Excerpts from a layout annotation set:
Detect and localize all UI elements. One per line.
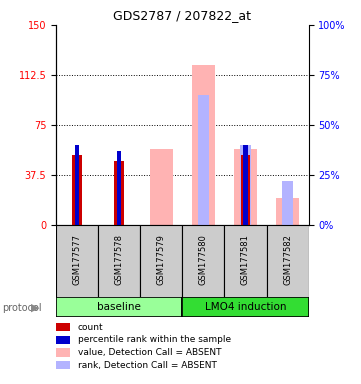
Text: GSM177578: GSM177578 — [115, 234, 123, 285]
Text: baseline: baseline — [97, 302, 141, 312]
Bar — [241, 156, 250, 225]
Title: GDS2787 / 207822_at: GDS2787 / 207822_at — [113, 9, 251, 22]
Text: GSM177579: GSM177579 — [157, 234, 166, 285]
Bar — [75, 145, 79, 225]
Bar — [114, 161, 124, 225]
Text: GSM177580: GSM177580 — [199, 234, 208, 285]
Bar — [225, 225, 266, 298]
Bar — [240, 145, 251, 225]
Text: percentile rank within the sample: percentile rank within the sample — [78, 335, 231, 344]
Bar — [72, 156, 82, 225]
Bar — [192, 65, 215, 225]
Bar — [98, 225, 140, 298]
Bar — [56, 297, 182, 317]
Text: GSM177581: GSM177581 — [241, 234, 250, 285]
Text: LMO4 induction: LMO4 induction — [205, 302, 286, 312]
Bar — [117, 151, 121, 225]
Text: GSM177577: GSM177577 — [73, 234, 82, 285]
Bar — [182, 297, 309, 317]
Text: count: count — [78, 323, 103, 332]
Bar — [282, 181, 293, 225]
Bar — [56, 225, 98, 298]
Bar — [198, 95, 209, 225]
Bar — [182, 225, 225, 298]
Text: rank, Detection Call = ABSENT: rank, Detection Call = ABSENT — [78, 361, 217, 370]
Text: value, Detection Call = ABSENT: value, Detection Call = ABSENT — [78, 348, 221, 357]
Bar — [243, 145, 248, 225]
Bar — [266, 225, 309, 298]
Text: protocol: protocol — [2, 303, 42, 313]
Bar — [140, 225, 182, 298]
Bar — [276, 198, 299, 225]
Text: GSM177582: GSM177582 — [283, 234, 292, 285]
Bar — [150, 149, 173, 225]
Text: ▶: ▶ — [31, 303, 39, 313]
Bar — [234, 149, 257, 225]
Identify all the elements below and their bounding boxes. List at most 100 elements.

→ Short exercise: Reproduce the records above, substituting "control" for every occurrence of "baseline" and leaving everything else unchanged. Omit the pictures from your answer.

→ The completed task:
Detect and localize all UI elements. One per line.
Text: GSM177578: GSM177578 — [115, 234, 123, 285]
Text: control: control — [97, 302, 141, 312]
Bar — [241, 156, 250, 225]
Title: GDS2787 / 207822_at: GDS2787 / 207822_at — [113, 9, 251, 22]
Text: GSM177579: GSM177579 — [157, 234, 166, 285]
Bar — [75, 145, 79, 225]
Bar — [114, 161, 124, 225]
Text: GSM177580: GSM177580 — [199, 234, 208, 285]
Bar — [225, 225, 266, 298]
Bar — [240, 145, 251, 225]
Text: percentile rank within the sample: percentile rank within the sample — [78, 335, 231, 344]
Bar — [72, 156, 82, 225]
Bar — [192, 65, 215, 225]
Bar — [98, 225, 140, 298]
Bar — [56, 297, 182, 317]
Text: GSM177581: GSM177581 — [241, 234, 250, 285]
Text: LMO4 induction: LMO4 induction — [205, 302, 286, 312]
Bar — [117, 151, 121, 225]
Text: GSM177577: GSM177577 — [73, 234, 82, 285]
Bar — [182, 297, 309, 317]
Text: count: count — [78, 323, 103, 332]
Bar — [282, 181, 293, 225]
Bar — [56, 225, 98, 298]
Bar — [198, 95, 209, 225]
Bar — [182, 225, 225, 298]
Text: rank, Detection Call = ABSENT: rank, Detection Call = ABSENT — [78, 361, 217, 370]
Text: value, Detection Call = ABSENT: value, Detection Call = ABSENT — [78, 348, 221, 357]
Bar — [243, 145, 248, 225]
Bar — [266, 225, 309, 298]
Text: protocol: protocol — [2, 303, 42, 313]
Bar — [140, 225, 182, 298]
Bar — [276, 198, 299, 225]
Text: GSM177582: GSM177582 — [283, 234, 292, 285]
Bar — [150, 149, 173, 225]
Text: ▶: ▶ — [31, 303, 39, 313]
Bar — [234, 149, 257, 225]
Identify all the elements below and their bounding boxes. List at most 100 elements.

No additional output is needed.